Dataset entries
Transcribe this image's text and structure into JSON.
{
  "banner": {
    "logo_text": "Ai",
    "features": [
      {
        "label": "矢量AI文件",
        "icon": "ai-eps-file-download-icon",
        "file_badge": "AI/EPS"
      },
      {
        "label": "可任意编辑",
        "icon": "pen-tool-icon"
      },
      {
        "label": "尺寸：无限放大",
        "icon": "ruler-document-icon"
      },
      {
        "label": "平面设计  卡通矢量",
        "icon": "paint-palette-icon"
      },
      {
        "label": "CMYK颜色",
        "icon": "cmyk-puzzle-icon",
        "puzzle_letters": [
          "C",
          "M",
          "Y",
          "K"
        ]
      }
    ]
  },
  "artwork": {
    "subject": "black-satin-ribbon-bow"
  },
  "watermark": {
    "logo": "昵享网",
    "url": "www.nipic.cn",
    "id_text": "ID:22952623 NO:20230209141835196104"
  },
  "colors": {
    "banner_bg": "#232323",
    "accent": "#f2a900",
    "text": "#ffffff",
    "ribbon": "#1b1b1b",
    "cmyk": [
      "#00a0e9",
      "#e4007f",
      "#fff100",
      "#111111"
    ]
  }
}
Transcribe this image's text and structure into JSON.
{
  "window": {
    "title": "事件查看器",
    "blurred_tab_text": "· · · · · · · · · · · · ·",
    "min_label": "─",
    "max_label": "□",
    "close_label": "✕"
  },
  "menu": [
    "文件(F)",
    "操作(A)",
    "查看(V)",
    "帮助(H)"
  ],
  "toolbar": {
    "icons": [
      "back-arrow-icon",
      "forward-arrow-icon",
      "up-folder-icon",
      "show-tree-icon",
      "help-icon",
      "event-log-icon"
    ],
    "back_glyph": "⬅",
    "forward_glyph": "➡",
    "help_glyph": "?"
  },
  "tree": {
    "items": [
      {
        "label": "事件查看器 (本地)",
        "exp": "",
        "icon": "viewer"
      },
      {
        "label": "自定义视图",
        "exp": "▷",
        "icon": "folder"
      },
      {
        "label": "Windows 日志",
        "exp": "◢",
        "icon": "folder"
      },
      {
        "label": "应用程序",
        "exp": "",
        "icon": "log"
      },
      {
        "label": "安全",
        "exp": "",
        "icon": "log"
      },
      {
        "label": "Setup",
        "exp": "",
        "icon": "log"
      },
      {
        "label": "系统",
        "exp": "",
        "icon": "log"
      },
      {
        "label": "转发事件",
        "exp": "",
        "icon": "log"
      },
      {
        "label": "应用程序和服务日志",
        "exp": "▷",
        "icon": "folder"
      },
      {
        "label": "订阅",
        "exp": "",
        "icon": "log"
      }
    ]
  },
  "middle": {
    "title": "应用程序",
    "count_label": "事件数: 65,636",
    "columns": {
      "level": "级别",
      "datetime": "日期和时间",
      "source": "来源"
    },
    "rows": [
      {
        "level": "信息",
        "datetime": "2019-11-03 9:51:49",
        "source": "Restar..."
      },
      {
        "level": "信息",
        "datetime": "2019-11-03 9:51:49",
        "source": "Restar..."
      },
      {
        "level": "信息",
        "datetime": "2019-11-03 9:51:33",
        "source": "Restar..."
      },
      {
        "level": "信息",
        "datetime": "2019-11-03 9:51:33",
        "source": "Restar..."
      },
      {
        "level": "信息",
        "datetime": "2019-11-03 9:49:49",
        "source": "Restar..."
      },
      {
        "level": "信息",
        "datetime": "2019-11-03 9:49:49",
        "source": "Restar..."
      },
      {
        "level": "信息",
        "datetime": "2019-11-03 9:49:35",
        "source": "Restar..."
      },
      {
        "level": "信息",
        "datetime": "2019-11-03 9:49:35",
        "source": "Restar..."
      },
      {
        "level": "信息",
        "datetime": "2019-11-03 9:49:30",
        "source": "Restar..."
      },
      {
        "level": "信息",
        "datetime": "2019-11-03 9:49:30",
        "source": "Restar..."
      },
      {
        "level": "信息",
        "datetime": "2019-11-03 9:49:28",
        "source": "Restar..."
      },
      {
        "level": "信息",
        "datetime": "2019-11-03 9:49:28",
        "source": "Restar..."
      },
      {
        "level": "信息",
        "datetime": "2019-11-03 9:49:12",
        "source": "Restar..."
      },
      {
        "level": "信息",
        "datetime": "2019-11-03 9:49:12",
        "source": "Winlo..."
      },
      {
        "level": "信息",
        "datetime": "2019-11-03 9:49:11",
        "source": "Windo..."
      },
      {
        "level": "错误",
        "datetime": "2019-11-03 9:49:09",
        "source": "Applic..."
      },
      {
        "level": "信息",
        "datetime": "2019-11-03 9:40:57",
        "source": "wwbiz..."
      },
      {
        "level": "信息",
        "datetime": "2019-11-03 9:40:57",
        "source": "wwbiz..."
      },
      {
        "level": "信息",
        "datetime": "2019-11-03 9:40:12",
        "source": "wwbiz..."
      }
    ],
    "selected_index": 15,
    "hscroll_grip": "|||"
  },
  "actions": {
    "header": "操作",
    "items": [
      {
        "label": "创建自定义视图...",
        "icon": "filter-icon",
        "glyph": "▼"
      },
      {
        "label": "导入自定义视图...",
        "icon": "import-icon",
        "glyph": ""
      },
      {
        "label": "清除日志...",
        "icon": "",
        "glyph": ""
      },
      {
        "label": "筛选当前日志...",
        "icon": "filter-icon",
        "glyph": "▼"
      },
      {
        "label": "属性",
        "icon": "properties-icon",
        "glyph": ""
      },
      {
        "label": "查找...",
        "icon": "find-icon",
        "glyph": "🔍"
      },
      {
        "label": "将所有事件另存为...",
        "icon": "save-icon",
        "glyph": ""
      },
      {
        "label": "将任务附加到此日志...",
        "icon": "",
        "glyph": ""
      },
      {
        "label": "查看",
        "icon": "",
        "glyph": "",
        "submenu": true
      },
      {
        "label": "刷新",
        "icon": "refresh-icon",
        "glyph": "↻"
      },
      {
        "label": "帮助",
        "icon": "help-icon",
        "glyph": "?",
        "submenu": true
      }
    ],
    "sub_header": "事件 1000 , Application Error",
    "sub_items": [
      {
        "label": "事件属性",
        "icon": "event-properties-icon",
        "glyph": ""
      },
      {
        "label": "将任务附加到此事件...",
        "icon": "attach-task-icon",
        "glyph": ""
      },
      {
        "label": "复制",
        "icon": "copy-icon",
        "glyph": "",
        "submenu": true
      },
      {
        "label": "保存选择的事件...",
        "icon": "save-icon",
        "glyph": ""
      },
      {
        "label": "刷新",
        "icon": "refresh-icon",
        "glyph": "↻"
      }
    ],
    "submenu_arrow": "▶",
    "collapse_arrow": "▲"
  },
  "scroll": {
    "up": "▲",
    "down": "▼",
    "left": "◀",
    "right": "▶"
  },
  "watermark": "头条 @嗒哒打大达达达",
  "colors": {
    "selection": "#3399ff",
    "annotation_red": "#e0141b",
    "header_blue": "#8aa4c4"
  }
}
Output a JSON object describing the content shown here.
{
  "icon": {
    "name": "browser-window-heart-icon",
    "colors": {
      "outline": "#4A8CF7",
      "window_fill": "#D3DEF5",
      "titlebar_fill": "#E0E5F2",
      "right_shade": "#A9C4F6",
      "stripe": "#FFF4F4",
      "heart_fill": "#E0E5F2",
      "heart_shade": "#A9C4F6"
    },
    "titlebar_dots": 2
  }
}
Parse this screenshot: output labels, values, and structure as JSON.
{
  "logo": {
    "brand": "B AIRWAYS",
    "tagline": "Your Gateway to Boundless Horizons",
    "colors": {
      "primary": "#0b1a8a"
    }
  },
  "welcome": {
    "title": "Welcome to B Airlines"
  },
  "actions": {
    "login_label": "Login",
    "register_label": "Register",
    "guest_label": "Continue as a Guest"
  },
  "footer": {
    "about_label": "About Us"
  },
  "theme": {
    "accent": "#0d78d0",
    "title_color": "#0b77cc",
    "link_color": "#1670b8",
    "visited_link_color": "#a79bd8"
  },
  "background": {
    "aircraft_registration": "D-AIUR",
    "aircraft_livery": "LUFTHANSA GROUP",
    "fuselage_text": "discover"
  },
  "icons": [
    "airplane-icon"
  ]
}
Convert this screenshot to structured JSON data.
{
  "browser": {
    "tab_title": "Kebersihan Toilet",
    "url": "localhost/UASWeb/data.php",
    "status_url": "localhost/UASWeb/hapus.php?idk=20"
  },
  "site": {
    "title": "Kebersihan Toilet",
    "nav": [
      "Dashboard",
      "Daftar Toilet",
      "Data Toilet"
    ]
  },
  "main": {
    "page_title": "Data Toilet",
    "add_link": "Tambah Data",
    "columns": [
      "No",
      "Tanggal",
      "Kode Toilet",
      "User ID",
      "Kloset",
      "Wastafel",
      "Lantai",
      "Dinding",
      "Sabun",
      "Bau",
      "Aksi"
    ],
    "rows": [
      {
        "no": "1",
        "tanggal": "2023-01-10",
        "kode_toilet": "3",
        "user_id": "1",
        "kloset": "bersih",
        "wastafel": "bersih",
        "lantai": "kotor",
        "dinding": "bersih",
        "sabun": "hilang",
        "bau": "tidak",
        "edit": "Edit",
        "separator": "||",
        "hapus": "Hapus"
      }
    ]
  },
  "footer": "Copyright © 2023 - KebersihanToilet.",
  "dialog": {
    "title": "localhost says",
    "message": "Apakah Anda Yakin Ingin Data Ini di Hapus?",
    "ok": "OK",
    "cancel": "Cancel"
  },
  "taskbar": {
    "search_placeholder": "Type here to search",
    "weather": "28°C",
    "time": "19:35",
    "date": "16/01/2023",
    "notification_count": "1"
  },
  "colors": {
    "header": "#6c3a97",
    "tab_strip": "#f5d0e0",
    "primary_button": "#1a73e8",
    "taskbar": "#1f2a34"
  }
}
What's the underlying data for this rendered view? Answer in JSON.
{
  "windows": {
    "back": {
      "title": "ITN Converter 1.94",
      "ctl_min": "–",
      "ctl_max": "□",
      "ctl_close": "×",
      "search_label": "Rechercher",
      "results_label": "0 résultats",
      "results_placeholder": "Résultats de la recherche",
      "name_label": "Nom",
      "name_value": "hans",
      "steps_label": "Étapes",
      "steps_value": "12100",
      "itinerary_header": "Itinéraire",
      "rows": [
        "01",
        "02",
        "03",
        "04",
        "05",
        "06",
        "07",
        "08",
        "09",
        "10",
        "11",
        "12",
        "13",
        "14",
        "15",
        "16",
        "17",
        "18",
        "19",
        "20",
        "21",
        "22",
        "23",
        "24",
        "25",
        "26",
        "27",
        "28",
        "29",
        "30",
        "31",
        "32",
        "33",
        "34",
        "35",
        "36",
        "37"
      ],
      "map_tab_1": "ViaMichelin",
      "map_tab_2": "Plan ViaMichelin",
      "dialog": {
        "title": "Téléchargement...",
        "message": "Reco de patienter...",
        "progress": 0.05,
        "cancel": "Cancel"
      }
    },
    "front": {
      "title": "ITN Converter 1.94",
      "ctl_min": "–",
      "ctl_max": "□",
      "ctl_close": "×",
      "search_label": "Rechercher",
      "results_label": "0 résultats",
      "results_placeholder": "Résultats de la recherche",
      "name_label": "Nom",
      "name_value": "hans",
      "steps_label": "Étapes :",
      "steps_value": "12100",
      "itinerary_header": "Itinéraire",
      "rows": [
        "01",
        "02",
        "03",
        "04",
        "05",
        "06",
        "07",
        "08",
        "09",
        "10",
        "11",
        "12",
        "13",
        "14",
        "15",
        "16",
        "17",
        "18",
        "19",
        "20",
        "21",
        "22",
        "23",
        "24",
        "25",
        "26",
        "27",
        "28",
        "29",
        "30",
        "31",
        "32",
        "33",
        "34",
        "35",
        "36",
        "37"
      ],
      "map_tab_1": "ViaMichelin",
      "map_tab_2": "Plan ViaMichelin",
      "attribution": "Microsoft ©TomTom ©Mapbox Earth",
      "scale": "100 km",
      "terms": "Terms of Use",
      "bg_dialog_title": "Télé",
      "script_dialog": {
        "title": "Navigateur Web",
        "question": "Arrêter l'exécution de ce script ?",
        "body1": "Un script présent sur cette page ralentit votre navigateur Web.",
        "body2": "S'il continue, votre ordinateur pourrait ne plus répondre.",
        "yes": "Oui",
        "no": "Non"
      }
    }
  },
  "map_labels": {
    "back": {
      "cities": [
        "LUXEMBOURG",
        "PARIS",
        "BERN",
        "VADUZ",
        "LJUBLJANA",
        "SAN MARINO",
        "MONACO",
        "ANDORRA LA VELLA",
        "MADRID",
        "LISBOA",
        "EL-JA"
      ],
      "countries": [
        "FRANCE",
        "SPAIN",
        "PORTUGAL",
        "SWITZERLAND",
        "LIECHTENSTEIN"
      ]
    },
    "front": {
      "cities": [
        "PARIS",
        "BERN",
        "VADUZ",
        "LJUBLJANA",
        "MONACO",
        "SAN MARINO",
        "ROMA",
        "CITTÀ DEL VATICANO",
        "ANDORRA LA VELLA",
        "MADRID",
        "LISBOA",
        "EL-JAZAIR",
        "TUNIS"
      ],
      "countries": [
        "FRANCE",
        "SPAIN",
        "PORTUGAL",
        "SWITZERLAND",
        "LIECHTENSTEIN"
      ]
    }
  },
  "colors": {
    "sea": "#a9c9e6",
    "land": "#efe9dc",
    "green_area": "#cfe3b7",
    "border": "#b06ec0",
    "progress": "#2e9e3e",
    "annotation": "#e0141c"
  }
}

GIVEN EXERCISE
Gather all lines from the listing above in which "properties" occurs.

EXPECTED OUTPUT
        "icon": "properties-icon",
        "icon": "event-properties-icon",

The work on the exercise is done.